***** Supplied data *****

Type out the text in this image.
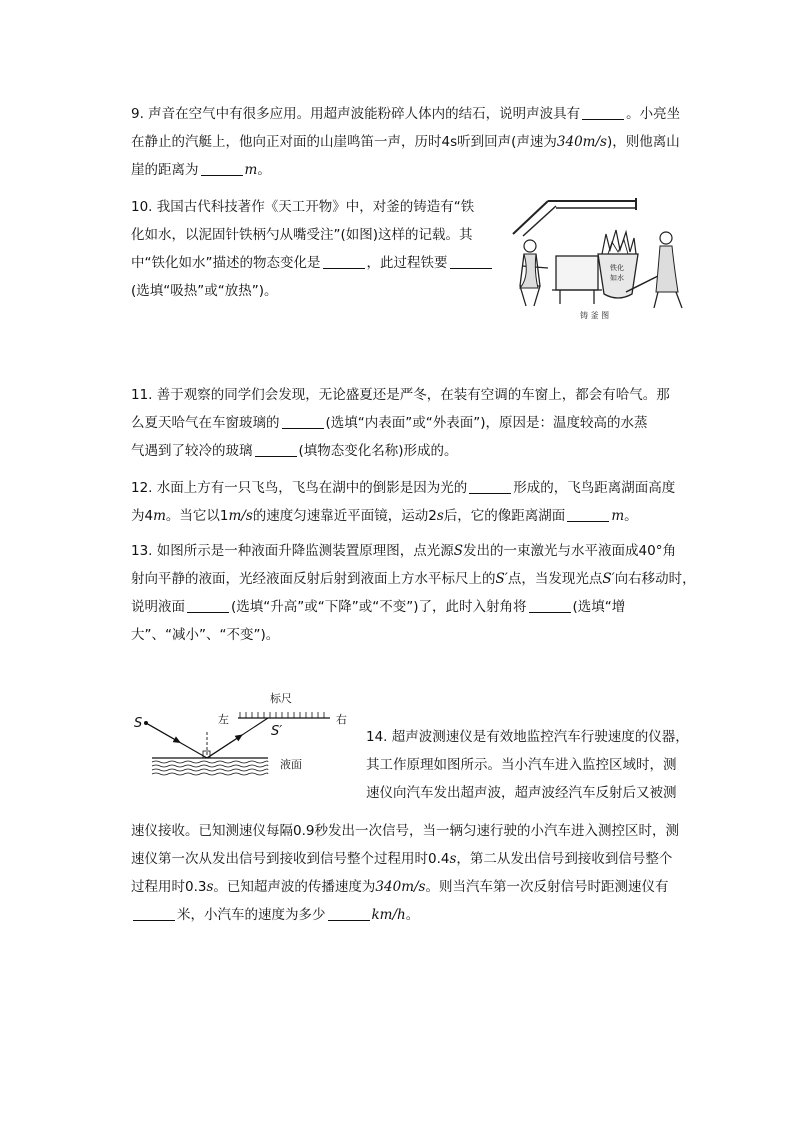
9. 声音在空气中有很多应用。用超声波能粉碎人体内的结石，说明声波具有	。小亮坐
在静止的汽艇上，他向正对面的山崖鸣笛一声，历时4s听到回声(声速为340m/s)，则他离山
崖的距离为	m。
10. 我国古代科技著作《天工开物》中，对釜的铸造有“铁
化如水，以泥固针铁柄勺从嘴受注”(如图)这样的记载。其
中“铁化如水”描述的物态变化是	，此过程铁要
(选填“吸热”或“放热”)。
铁化
如水
铸 釜 图
11. 善于观察的同学们会发现，无论盛夏还是严冬，在装有空调的车窗上，都会有哈气。那
么夏天哈气在车窗玻璃的	(选填“内表面”或“外表面”)，原因是：温度较高的水蒸
气遇到了较冷的玻璃	(填物态变化名称)形成的。
12. 水面上方有一只飞鸟，飞鸟在湖中的倒影是因为光的	形成的，飞鸟距离湖面高度
为4m。当它以1m/s的速度匀速靠近平面镜，运动2s后，它的像距离湖面	m。
13. 如图所示是一种液面升降监测装置原理图，点光源S发出的一束激光与水平液面成40°角
射向平静的液面，光经液面反射后射到液面上方水平标尺上的S′点，当发现光点S′向右移动时，
说明液面	(选填“升高”或“下降”或“不变”)了，此时入射角将	(选填“增
大”、“减小”、“不变”)。
标尺
左	右
S
S′
液面
14. 超声波测速仪是有效地监控汽车行驶速度的仪器，
其工作原理如图所示。当小汽车进入监控区域时，测
速仪向汽车发出超声波，超声波经汽车反射后又被测
速仪接收。已知测速仪每隔0.9秒发出一次信号，当一辆匀速行驶的小汽车进入测控区时，测
速仪第一次从发出信号到接收到信号整个过程用时0.4s，第二从发出信号到接收到信号整个
过程用时0.3s。已知超声波的传播速度为340m/s。则当汽车第一次反射信号时距测速仪有
米，小汽车的速度为多少	km/h。
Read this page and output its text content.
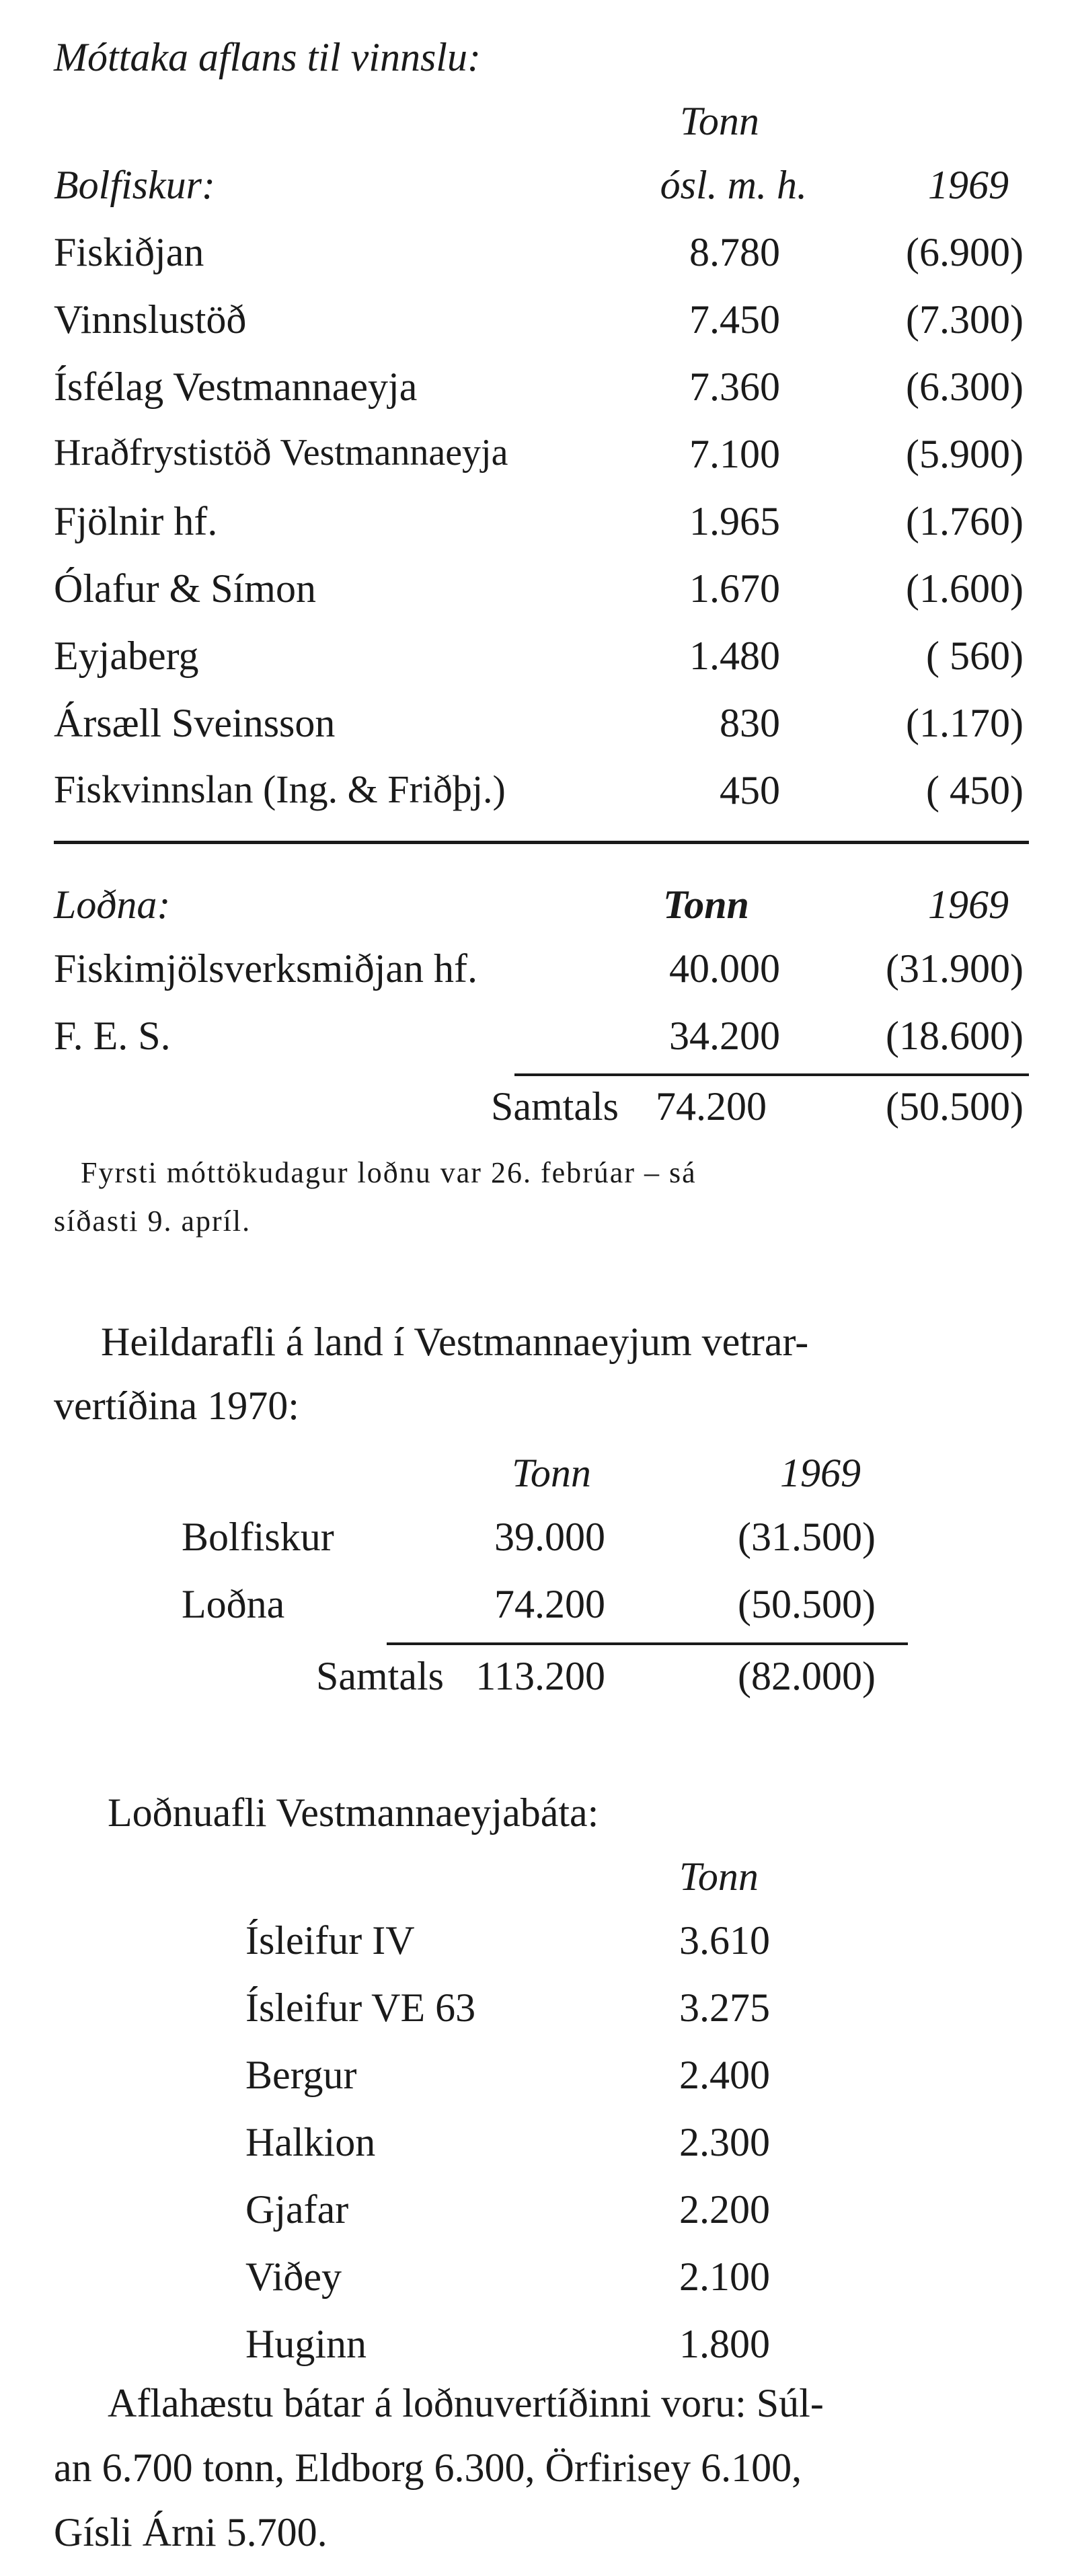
Móttaka aflans til vinnslu:
Tonn
Bolfiskur:	ósl. m. h.	1969
Fiskiðjan	8.780	(6.900)
Vinnslustöð	7.450	(7.300)
Ísfélag Vestmannaeyja	7.360	(6.300)
Hraðfrystistöð Vestmannaeyja	7.100	(5.900)
Fjölnir hf.	1.965	(1.760)
Ólafur & Símon	1.670	(1.600)
Eyjaberg	1.480	( 560)
Ársæll Sveinsson	830	(1.170)
Fiskvinnslan (Ing. & Friðþj.)	450	( 450)
Loðna:	Tonn	1969
Fiskimjölsverksmiðjan hf.	40.000	(31.900)
F. E. S.	34.200	(18.600)
Samtals 74.200	(50.500)
Fyrsti móttökudagur loðnu var 26. febrúar – sá
síðasti 9. apríl.
Heildarafli á land í Vestmannaeyjum vetrar-
vertíðina 1970:
Tonn	1969
Bolfiskur	39.000	(31.500)
Loðna	74.200	(50.500)
Samtals 113.200	(82.000)
Loðnuafli Vestmannaeyjabáta:
Tonn
Ísleifur IV	3.610
Ísleifur VE 63	3.275
Bergur	2.400
Halkion	2.300
Gjafar	2.200
Viðey	2.100
Huginn	1.800
Aflahæstu bátar á loðnuvertíðinni voru: Súl-
an 6.700 tonn, Eldborg 6.300, Örfirisey 6.100,
Gísli Árni 5.700.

*****

• [Goal of the exercise] Retype all of the entries exactly as written, leaving out any images.

• [Solved exercise]
Type out the text in this image.
9. 声音在空气中有很多应用。用超声波能粉碎人体内的结石，说明声波具有	。小亮坐
在静止的汽艇上，他向正对面的山崖鸣笛一声，历时4s听到回声(声速为340m/s)，则他离山
崖的距离为	m。
10. 我国古代科技著作《天工开物》中，对釜的铸造有“铁
化如水，以泥固针铁柄勺从嘴受注”(如图)这样的记载。其
中“铁化如水”描述的物态变化是	，此过程铁要
(选填“吸热”或“放热”)。
铁化
如水
铸 釜 图
11. 善于观察的同学们会发现，无论盛夏还是严冬，在装有空调的车窗上，都会有哈气。那
么夏天哈气在车窗玻璃的	(选填“内表面”或“外表面”)，原因是：温度较高的水蒸
气遇到了较冷的玻璃	(填物态变化名称)形成的。
12. 水面上方有一只飞鸟，飞鸟在湖中的倒影是因为光的	形成的，飞鸟距离湖面高度
为4m。当它以1m/s的速度匀速靠近平面镜，运动2s后，它的像距离湖面	m。
13. 如图所示是一种液面升降监测装置原理图，点光源S发出的一束激光与水平液面成40°角
射向平静的液面，光经液面反射后射到液面上方水平标尺上的S′点，当发现光点S′向右移动时，
说明液面	(选填“升高”或“下降”或“不变”)了，此时入射角将	(选填“增
大”、“减小”、“不变”)。
标尺
左	右
S
S′
液面
14. 超声波测速仪是有效地监控汽车行驶速度的仪器，
其工作原理如图所示。当小汽车进入监控区域时，测
速仪向汽车发出超声波，超声波经汽车反射后又被测
速仪接收。已知测速仪每隔0.9秒发出一次信号，当一辆匀速行驶的小汽车进入测控区时，测
速仪第一次从发出信号到接收到信号整个过程用时0.4s，第二从发出信号到接收到信号整个
过程用时0.3s。已知超声波的传播速度为340m/s。则当汽车第一次反射信号时距测速仪有
米，小汽车的速度为多少	km/h。
Read this page and output its text content.
Móttaka aflans til vinnslu:
Tonn
Bolfiskur:	ósl. m. h.	1969
Fiskiðjan	8.780	(6.900)
Vinnslustöð	7.450	(7.300)
Ísfélag Vestmannaeyja	7.360	(6.300)
Hraðfrystistöð Vestmannaeyja	7.100	(5.900)
Fjölnir hf.	1.965	(1.760)
Ólafur & Símon	1.670	(1.600)
Eyjaberg	1.480	( 560)
Ársæll Sveinsson	830	(1.170)
Fiskvinnslan (Ing. & Friðþj.)	450	( 450)
Loðna:	Tonn	1969
Fiskimjölsverksmiðjan hf.	40.000	(31.900)
F. E. S.	34.200	(18.600)
Samtals 74.200	(50.500)
Fyrsti móttökudagur loðnu var 26. febrúar – sá
síðasti 9. apríl.
Heildarafli á land í Vestmannaeyjum vetrar-
vertíðina 1970:
Tonn	1969
Bolfiskur	39.000	(31.500)
Loðna	74.200	(50.500)
Samtals 113.200	(82.000)
Loðnuafli Vestmannaeyjabáta:
Tonn
Ísleifur IV	3.610
Ísleifur VE 63	3.275
Bergur	2.400
Halkion	2.300
Gjafar	2.200
Viðey	2.100
Huginn	1.800
Aflahæstu bátar á loðnuvertíðinni voru: Súl-
an 6.700 tonn, Eldborg 6.300, Örfirisey 6.100,
Gísli Árni 5.700.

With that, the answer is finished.